>>>>

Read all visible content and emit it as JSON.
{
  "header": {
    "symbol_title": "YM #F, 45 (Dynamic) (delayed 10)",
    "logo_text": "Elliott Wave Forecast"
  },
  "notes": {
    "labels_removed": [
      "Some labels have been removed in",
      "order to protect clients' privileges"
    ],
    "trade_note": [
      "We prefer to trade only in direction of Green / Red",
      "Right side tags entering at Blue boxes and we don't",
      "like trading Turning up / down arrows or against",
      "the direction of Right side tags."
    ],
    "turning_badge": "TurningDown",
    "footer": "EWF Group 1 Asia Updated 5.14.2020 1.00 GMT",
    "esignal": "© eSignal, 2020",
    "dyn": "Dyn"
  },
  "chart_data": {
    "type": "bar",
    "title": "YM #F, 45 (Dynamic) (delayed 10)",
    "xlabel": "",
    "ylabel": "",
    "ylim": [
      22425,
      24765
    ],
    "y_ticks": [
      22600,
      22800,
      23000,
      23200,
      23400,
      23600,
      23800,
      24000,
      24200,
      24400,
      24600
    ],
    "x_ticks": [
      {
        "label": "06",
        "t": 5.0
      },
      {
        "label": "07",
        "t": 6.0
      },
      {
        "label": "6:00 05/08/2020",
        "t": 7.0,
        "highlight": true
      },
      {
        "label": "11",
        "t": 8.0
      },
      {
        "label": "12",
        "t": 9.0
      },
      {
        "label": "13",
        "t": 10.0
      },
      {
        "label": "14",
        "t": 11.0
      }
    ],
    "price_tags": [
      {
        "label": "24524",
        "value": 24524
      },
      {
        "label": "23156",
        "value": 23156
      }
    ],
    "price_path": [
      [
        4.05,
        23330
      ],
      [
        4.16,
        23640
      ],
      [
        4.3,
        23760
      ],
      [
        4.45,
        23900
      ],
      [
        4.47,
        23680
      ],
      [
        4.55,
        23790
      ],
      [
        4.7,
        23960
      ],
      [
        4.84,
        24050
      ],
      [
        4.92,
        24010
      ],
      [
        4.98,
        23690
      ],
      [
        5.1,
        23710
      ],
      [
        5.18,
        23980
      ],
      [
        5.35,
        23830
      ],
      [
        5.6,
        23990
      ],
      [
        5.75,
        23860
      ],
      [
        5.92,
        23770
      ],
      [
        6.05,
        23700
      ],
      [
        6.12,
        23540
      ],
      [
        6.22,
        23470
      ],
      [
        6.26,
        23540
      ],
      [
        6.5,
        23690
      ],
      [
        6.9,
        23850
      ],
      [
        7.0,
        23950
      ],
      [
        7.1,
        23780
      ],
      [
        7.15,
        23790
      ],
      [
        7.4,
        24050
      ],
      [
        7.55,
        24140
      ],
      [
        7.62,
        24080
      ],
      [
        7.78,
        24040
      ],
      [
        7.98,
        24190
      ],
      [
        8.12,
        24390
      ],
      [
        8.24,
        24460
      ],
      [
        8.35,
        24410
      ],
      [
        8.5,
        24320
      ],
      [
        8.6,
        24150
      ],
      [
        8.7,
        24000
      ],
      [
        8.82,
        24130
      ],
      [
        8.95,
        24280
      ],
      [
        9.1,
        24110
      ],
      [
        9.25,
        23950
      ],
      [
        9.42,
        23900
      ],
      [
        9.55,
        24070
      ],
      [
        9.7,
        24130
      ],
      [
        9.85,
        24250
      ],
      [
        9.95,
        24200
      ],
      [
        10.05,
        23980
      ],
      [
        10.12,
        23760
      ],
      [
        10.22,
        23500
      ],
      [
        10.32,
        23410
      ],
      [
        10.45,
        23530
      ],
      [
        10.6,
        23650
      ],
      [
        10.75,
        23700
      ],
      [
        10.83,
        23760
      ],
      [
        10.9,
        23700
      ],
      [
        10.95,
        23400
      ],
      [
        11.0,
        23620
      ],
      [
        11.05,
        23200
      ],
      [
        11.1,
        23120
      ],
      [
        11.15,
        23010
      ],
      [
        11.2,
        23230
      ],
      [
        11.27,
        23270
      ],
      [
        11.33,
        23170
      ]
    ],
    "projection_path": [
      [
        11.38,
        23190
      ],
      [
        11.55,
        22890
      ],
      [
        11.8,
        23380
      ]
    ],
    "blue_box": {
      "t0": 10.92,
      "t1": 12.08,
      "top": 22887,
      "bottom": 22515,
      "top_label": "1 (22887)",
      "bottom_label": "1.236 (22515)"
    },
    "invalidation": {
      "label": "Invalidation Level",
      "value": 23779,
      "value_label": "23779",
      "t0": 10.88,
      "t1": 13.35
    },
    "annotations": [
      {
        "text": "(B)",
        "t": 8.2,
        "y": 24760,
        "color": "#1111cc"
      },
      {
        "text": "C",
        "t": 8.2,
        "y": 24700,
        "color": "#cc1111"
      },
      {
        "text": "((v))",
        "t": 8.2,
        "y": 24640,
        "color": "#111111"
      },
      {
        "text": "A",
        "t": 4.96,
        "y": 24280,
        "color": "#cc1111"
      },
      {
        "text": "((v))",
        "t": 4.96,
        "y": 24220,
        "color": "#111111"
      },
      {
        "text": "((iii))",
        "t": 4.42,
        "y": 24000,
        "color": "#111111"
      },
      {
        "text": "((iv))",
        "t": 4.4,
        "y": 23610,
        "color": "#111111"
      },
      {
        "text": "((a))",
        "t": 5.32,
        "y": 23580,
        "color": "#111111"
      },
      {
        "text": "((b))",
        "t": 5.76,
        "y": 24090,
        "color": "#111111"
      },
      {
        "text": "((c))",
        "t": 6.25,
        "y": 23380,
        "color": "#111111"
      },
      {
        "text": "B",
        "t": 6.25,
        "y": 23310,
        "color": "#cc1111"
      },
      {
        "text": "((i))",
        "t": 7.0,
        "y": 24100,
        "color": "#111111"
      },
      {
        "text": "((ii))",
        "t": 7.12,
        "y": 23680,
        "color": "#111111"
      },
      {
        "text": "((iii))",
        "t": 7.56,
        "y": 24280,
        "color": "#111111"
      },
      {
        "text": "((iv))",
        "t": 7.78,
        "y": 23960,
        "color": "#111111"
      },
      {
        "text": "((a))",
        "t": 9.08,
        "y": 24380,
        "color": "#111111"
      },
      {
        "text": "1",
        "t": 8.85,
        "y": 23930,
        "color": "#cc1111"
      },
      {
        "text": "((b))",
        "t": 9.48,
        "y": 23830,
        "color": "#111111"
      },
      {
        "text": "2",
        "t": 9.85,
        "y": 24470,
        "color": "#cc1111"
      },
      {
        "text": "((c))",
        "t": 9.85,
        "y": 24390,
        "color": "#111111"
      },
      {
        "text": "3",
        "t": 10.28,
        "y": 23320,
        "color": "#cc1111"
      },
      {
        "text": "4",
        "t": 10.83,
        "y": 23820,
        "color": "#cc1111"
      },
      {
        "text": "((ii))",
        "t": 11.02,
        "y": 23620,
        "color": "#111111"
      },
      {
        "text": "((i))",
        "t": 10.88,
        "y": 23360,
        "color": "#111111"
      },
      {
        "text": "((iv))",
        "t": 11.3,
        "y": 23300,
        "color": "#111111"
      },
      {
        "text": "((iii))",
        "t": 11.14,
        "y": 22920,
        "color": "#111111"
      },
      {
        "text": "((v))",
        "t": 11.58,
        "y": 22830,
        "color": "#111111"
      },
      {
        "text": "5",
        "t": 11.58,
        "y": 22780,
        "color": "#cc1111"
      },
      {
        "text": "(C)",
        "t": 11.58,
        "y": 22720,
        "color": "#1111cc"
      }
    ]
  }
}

<<<<

▶ _Given instruction_
Take every line from the data that contains the word "delayed".

▶ _Task solution_
    "symbol_title": "YM #F, 45 (Dynamic) (delayed 10)",
    "title": "YM #F, 45 (Dynamic) (delayed 10)",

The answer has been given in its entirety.